* [Aim of the task]: Search the data for the string "tree" and extract every line where it appears.

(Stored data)
====
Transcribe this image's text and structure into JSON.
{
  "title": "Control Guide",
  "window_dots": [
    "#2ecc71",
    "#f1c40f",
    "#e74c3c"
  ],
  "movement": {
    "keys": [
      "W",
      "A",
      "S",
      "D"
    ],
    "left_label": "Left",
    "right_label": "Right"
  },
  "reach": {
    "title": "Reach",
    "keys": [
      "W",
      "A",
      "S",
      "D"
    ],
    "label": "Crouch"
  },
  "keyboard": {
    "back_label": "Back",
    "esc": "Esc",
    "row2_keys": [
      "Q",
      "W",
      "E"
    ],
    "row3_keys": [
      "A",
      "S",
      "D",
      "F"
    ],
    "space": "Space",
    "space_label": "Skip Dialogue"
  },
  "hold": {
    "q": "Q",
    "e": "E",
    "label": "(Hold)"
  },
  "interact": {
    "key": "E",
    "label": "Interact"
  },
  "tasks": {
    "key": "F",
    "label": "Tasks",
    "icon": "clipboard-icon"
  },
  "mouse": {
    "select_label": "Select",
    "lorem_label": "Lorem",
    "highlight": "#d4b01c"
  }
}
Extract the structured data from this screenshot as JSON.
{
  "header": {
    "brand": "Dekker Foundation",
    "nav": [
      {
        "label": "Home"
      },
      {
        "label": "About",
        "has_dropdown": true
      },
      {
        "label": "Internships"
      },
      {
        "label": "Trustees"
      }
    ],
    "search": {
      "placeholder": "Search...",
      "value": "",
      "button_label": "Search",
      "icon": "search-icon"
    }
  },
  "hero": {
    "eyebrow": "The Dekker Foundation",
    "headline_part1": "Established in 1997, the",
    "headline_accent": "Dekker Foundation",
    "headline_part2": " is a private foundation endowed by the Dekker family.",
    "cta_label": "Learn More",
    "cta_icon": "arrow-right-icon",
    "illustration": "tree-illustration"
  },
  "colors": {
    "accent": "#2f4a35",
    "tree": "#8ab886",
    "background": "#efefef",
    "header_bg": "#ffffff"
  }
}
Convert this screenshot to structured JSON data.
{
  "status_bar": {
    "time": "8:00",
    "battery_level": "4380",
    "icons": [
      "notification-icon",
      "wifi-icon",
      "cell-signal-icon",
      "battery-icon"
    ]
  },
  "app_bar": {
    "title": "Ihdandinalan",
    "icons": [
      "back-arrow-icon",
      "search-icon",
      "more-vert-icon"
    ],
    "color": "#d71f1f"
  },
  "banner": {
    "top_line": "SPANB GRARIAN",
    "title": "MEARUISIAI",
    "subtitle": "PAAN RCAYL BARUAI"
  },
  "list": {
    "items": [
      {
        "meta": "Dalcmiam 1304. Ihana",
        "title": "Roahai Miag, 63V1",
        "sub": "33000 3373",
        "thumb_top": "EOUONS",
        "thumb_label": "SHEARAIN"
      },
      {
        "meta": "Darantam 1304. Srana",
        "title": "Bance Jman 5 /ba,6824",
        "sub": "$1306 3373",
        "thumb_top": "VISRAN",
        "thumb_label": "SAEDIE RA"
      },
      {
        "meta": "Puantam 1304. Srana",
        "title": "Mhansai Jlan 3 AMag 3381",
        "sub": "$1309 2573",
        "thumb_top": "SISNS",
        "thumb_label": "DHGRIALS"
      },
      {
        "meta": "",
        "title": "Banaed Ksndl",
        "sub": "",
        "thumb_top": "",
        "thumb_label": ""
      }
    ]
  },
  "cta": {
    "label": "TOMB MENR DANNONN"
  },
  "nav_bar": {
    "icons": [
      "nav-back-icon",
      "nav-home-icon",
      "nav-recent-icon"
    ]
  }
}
====
* [Solution to the problem]:
    "illustration": "tree-illustration"
    "tree": "#8ab886",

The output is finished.